*** Input data Section Begins ***

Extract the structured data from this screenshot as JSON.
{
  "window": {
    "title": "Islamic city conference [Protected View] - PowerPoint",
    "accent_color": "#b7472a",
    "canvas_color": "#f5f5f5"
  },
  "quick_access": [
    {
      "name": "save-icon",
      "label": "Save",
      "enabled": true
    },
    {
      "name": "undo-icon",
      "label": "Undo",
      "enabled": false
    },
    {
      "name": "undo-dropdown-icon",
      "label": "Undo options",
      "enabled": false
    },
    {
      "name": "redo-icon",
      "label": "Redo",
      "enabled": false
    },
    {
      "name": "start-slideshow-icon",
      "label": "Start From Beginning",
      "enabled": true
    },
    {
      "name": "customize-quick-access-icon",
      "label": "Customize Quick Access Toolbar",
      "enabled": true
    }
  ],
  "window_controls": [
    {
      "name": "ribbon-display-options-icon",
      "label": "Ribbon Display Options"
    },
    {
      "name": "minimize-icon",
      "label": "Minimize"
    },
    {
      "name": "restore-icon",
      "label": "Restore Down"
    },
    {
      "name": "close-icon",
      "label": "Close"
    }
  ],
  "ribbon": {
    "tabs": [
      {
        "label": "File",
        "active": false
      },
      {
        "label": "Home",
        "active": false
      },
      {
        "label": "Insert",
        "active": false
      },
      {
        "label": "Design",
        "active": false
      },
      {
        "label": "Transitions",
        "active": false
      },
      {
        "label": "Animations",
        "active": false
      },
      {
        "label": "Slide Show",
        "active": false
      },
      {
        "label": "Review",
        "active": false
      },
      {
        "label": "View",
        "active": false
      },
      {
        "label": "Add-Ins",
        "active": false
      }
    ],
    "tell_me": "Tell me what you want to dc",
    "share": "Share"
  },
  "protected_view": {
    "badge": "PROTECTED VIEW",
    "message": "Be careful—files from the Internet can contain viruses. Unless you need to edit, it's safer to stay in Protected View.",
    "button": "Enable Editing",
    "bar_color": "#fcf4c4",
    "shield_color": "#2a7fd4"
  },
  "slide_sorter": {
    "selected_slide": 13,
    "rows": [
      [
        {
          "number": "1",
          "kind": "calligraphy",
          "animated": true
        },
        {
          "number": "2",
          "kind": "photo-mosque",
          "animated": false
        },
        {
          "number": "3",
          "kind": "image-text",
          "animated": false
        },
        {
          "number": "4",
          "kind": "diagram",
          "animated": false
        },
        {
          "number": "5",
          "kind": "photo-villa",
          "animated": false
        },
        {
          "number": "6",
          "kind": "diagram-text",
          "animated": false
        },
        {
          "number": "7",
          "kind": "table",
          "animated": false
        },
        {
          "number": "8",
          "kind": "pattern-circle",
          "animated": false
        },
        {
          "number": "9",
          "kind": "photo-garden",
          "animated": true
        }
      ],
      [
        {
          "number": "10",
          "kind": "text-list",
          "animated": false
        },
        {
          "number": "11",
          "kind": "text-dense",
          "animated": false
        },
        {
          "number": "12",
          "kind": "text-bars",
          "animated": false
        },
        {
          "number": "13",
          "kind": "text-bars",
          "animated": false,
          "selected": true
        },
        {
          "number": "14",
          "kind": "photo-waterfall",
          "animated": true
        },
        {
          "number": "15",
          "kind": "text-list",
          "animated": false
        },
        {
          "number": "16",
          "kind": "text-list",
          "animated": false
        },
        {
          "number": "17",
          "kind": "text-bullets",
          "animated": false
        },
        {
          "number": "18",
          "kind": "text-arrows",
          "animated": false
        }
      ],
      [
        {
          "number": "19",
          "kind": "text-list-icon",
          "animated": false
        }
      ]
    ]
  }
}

*** Input data Section Ends ***

Assigned task:
All lines of the records containing "name" should be shown.

Written reply:
      "name": "save-icon",
      "name": "undo-icon",
      "name": "undo-dropdown-icon",
      "name": "redo-icon",
      "name": "start-slideshow-icon",
      "name": "customize-quick-access-icon",
      "name": "ribbon-display-options-icon",
      "name": "minimize-icon",
      "name": "restore-icon",
      "name": "close-icon",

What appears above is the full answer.